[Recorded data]
--
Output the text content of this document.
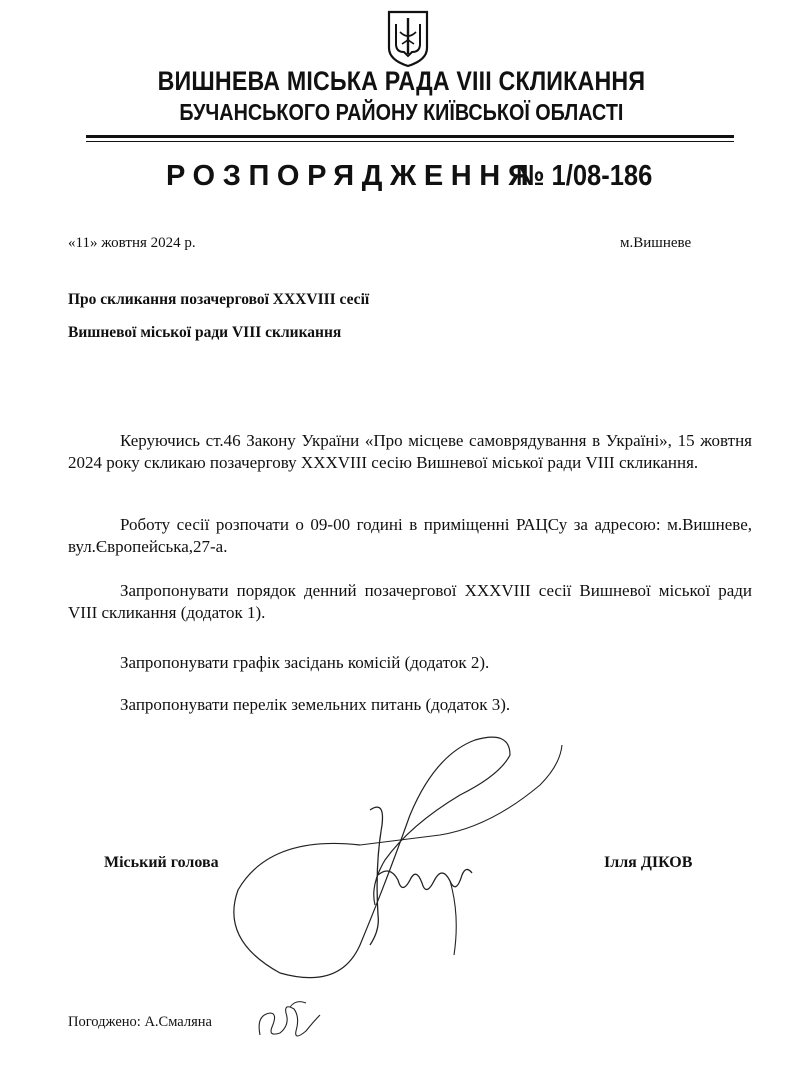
ВИШНЕВА МІСЬКА РАДА VIII СКЛИКАННЯ
БУЧАНСЬКОГО РАЙОНУ КИЇВСЬКОЇ ОБЛАСТІ
РОЗПОРЯДЖЕННЯ
№ 1/08-186
«11» жовтня 2024 р.	м.Вишневе
Про скликання позачергової XXXVIII сесії
Вишневої міської ради VIII скликання
Керуючись ст.46 Закону України «Про місцеве самоврядування в Україні», 15 жовтня 2024 року скликаю позачергову XXXVIII сесію Вишневої міської ради VIII скликання.
Роботу сесії розпочати о 09-00 годині в приміщенні РАЦСу за адресою: м.Вишневе, вул.Європейська,27-а.
Запропонувати порядок денний позачергової XXXVIII сесії Вишневої міської ради VIII скликання (додаток 1).
Запропонувати графік засідань комісій (додаток 2).
Запропонувати перелік земельних питань (додаток 3).
Міський голова	Ілля ДІКОВ
Погоджено: А.Смаляна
--
**What is being asked**
Make an exact reproduction of the listing above, without any pictures.

**Solution below**
Output the text content of this document.
ВИШНЕВА МІСЬКА РАДА VIII СКЛИКАННЯ
БУЧАНСЬКОГО РАЙОНУ КИЇВСЬКОЇ ОБЛАСТІ
РОЗПОРЯДЖЕННЯ
№ 1/08-186
«11» жовтня 2024 р.	м.Вишневе
Про скликання позачергової XXXVIII сесії
Вишневої міської ради VIII скликання
Керуючись ст.46 Закону України «Про місцеве самоврядування в Україні», 15 жовтня 2024 року скликаю позачергову XXXVIII сесію Вишневої міської ради VIII скликання.
Роботу сесії розпочати о 09-00 годині в приміщенні РАЦСу за адресою: м.Вишневе, вул.Європейська,27-а.
Запропонувати порядок денний позачергової XXXVIII сесії Вишневої міської ради VIII скликання (додаток 1).
Запропонувати графік засідань комісій (додаток 2).
Запропонувати перелік земельних питань (додаток 3).
Міський голова	Ілля ДІКОВ
Погоджено: А.Смаляна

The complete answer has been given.